## start Data extract

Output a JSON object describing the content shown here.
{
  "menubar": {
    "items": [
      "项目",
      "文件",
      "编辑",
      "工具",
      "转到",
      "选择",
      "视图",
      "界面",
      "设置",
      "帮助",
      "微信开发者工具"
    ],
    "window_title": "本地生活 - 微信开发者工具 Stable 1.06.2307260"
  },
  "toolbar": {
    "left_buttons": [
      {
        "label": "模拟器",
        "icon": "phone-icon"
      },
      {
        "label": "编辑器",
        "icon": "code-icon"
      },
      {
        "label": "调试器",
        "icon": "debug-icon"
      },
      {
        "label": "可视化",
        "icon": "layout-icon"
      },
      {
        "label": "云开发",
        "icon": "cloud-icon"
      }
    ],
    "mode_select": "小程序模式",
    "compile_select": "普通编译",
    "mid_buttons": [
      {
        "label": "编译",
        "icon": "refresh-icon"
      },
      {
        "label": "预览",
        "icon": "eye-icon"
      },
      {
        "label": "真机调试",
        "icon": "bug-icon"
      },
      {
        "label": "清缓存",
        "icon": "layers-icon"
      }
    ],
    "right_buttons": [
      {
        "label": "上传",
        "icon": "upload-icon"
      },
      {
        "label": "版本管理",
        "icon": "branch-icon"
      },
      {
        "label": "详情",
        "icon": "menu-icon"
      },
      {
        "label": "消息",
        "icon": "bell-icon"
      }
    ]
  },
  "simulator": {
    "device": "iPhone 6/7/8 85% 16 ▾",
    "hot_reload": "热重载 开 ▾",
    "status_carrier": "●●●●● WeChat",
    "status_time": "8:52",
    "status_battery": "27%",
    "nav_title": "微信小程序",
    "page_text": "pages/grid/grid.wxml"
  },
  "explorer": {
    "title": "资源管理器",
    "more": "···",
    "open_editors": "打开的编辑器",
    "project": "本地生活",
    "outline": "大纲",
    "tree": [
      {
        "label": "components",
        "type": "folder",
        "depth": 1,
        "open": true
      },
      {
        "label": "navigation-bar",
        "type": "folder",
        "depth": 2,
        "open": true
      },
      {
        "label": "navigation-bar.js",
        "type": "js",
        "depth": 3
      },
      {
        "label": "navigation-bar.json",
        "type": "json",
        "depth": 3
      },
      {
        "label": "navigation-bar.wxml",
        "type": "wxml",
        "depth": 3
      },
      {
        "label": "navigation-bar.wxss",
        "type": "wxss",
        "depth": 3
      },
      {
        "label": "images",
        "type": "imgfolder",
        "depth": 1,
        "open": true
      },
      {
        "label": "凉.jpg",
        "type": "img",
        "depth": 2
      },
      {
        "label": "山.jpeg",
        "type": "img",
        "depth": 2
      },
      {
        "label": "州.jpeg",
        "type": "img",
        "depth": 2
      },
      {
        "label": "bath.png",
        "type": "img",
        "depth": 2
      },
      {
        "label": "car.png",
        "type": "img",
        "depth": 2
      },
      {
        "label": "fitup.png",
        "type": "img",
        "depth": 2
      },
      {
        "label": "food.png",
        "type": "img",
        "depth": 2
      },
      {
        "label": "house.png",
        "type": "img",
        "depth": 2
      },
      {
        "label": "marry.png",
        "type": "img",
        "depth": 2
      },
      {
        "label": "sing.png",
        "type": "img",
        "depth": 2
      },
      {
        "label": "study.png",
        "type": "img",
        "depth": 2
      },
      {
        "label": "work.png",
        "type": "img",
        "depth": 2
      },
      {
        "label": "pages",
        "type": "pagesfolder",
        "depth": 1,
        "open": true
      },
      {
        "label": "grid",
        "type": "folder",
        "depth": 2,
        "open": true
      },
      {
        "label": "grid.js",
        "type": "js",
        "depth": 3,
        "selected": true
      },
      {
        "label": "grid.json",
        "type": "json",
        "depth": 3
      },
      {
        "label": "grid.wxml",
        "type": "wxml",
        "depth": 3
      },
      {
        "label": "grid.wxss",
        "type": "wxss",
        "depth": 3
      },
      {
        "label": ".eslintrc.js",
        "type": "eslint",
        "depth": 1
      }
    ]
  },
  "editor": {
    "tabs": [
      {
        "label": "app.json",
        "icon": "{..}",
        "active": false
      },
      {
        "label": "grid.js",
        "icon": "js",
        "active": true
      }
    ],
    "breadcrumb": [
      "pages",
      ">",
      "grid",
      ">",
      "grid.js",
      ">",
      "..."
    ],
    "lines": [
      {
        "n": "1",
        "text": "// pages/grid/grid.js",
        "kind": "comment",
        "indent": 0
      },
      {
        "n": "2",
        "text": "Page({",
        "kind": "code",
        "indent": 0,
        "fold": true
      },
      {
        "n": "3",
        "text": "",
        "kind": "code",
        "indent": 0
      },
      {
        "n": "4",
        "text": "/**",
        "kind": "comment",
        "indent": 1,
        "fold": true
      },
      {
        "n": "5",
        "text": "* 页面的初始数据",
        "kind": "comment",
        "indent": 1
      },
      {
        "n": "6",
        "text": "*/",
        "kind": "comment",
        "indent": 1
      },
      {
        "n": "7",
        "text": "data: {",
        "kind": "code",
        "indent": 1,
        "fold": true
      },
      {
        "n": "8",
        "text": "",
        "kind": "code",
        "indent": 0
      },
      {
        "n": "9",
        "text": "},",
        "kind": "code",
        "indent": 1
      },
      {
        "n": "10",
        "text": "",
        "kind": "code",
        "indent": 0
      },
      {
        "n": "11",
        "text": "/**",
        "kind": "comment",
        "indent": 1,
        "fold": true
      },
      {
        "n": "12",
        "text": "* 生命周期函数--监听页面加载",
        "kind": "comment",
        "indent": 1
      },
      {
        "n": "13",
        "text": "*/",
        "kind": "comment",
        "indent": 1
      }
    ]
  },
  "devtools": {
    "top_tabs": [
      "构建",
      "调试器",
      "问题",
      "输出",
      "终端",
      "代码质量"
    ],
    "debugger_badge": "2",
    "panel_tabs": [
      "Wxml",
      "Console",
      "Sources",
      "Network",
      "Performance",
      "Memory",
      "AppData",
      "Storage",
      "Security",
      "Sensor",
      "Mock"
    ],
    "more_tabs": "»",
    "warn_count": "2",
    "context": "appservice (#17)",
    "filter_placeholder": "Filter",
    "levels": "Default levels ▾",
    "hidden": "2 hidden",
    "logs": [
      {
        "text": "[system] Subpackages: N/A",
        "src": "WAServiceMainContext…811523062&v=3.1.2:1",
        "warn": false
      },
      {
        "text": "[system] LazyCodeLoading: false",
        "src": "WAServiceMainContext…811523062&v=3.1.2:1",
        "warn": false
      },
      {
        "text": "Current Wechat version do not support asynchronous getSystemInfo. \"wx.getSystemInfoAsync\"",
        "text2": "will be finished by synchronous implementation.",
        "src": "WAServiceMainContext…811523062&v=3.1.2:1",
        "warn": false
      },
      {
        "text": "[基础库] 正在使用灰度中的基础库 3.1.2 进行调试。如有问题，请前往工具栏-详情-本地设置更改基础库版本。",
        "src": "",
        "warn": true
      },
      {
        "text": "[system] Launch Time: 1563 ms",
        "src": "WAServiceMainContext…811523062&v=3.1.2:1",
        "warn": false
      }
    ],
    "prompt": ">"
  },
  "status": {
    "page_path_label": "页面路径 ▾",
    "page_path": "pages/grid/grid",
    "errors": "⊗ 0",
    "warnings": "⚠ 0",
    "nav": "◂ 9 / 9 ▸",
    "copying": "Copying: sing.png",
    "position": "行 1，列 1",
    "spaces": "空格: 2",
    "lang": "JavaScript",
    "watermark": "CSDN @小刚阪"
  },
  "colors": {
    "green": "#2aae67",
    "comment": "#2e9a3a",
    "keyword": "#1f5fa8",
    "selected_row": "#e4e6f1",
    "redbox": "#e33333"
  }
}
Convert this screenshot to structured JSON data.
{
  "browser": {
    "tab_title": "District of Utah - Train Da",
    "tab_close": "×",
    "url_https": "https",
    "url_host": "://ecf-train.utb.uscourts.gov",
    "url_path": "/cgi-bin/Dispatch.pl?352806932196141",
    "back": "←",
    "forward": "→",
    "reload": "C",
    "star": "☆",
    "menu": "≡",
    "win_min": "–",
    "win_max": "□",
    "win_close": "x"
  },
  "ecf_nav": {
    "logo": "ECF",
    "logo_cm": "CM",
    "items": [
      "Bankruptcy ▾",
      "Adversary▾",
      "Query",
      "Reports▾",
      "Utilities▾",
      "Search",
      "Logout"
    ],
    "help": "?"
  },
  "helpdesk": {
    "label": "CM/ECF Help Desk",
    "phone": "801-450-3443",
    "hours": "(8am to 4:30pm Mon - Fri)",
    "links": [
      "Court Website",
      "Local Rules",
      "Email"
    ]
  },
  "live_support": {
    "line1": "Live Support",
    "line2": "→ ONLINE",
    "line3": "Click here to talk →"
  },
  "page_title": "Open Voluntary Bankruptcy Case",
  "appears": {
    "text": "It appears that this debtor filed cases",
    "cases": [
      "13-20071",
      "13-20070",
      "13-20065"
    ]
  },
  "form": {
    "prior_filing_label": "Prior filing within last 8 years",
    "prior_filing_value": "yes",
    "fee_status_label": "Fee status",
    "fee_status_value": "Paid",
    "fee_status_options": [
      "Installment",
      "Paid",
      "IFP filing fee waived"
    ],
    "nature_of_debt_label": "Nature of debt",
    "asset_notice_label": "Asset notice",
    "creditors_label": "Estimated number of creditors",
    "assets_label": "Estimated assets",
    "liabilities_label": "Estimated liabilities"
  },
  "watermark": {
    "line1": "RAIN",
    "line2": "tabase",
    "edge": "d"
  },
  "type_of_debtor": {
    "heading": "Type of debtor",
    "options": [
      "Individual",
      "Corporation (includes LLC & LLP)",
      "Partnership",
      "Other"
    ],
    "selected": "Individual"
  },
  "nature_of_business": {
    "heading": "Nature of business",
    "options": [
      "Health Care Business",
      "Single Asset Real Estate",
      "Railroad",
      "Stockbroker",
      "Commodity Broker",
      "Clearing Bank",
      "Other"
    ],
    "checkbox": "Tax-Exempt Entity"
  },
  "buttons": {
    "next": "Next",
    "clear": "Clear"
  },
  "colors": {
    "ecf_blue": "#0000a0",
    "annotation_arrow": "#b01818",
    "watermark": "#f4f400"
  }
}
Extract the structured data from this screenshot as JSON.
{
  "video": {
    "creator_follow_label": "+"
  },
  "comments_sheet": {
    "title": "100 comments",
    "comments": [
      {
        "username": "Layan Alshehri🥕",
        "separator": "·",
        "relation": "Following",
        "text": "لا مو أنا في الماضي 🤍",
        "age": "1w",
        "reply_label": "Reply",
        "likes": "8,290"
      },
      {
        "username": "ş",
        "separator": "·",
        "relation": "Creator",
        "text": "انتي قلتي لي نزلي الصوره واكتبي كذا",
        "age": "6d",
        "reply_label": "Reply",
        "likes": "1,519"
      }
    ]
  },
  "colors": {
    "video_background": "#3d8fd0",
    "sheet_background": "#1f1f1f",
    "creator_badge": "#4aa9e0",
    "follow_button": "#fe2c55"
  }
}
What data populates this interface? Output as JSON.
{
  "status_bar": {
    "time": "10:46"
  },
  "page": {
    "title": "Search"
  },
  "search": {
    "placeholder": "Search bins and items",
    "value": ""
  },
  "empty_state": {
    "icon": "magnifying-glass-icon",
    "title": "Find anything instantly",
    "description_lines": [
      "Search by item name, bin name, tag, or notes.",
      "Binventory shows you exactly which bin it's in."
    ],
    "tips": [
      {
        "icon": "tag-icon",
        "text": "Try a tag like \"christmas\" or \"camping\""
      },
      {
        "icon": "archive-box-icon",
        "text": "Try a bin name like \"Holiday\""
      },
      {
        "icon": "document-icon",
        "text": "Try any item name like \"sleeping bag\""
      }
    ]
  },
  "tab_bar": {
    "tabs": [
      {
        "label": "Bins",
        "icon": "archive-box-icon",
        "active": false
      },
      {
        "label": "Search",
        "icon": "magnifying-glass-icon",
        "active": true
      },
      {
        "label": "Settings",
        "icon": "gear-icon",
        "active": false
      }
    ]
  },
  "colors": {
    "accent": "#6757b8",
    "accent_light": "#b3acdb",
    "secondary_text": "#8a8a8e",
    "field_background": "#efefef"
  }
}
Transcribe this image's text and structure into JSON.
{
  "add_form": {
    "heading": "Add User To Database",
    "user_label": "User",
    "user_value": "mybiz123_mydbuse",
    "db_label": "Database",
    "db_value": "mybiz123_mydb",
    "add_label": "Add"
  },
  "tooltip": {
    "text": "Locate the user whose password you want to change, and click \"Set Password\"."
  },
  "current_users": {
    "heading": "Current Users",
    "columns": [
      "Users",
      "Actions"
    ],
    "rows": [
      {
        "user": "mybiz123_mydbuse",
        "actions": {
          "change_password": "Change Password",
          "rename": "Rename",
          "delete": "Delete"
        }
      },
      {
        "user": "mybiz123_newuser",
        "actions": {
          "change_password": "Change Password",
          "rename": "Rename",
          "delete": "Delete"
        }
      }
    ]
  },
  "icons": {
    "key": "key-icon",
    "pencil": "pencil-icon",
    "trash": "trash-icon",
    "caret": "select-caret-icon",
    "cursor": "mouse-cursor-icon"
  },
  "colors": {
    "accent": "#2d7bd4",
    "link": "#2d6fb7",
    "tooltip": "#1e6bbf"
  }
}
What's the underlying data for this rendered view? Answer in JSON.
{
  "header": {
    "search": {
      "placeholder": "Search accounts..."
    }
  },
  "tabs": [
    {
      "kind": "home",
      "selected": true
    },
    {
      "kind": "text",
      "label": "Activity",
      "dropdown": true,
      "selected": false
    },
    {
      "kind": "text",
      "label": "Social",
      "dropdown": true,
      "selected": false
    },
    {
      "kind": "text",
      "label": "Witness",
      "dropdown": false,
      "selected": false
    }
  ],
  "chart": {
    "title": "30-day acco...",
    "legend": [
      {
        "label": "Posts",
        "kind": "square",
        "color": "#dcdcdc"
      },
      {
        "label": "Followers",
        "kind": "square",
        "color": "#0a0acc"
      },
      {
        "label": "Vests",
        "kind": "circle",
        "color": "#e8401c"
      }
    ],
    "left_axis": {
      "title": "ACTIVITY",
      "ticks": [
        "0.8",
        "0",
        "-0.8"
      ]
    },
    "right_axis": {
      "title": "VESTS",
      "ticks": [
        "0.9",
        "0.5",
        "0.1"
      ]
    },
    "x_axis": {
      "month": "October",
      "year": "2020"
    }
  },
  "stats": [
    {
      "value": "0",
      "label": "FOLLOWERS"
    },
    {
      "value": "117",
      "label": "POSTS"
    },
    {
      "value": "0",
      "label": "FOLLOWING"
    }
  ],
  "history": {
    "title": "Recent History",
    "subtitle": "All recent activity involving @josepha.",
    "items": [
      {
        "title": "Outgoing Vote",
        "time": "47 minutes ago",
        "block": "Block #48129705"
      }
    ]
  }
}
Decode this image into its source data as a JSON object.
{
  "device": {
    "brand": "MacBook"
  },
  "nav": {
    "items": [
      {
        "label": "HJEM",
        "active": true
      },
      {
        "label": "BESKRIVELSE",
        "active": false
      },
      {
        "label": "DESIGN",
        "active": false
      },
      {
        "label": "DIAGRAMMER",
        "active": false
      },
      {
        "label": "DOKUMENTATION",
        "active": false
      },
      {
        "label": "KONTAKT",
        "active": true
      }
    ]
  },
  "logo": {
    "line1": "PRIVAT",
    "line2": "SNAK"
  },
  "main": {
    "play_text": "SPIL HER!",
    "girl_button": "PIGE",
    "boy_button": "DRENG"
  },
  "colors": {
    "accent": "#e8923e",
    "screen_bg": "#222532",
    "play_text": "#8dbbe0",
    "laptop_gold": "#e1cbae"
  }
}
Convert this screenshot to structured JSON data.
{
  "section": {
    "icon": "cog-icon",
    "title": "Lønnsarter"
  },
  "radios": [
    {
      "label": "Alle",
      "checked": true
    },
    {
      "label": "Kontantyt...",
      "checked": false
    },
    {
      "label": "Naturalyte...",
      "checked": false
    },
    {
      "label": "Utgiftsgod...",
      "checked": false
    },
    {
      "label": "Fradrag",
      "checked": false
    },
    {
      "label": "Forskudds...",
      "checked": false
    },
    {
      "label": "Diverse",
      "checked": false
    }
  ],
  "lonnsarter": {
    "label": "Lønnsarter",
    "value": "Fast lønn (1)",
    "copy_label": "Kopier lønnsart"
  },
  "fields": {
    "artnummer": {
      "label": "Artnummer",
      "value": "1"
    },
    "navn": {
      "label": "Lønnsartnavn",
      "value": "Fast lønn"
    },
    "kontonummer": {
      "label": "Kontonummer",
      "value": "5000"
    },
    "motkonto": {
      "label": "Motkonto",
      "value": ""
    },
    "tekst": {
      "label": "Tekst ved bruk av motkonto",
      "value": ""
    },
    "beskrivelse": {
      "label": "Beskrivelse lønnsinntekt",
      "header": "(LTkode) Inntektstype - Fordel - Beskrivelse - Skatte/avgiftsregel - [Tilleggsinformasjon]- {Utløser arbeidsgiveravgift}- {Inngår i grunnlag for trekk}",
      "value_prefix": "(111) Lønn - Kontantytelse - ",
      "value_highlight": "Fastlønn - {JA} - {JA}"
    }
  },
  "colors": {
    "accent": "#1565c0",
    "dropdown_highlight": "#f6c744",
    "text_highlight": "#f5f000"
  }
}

## end Data extract

• **Task brief**
Go through the material line by line. Show each line that contains the string "Database".

• **The response**
    "heading": "Add User To Database",
    "db_label": "Database",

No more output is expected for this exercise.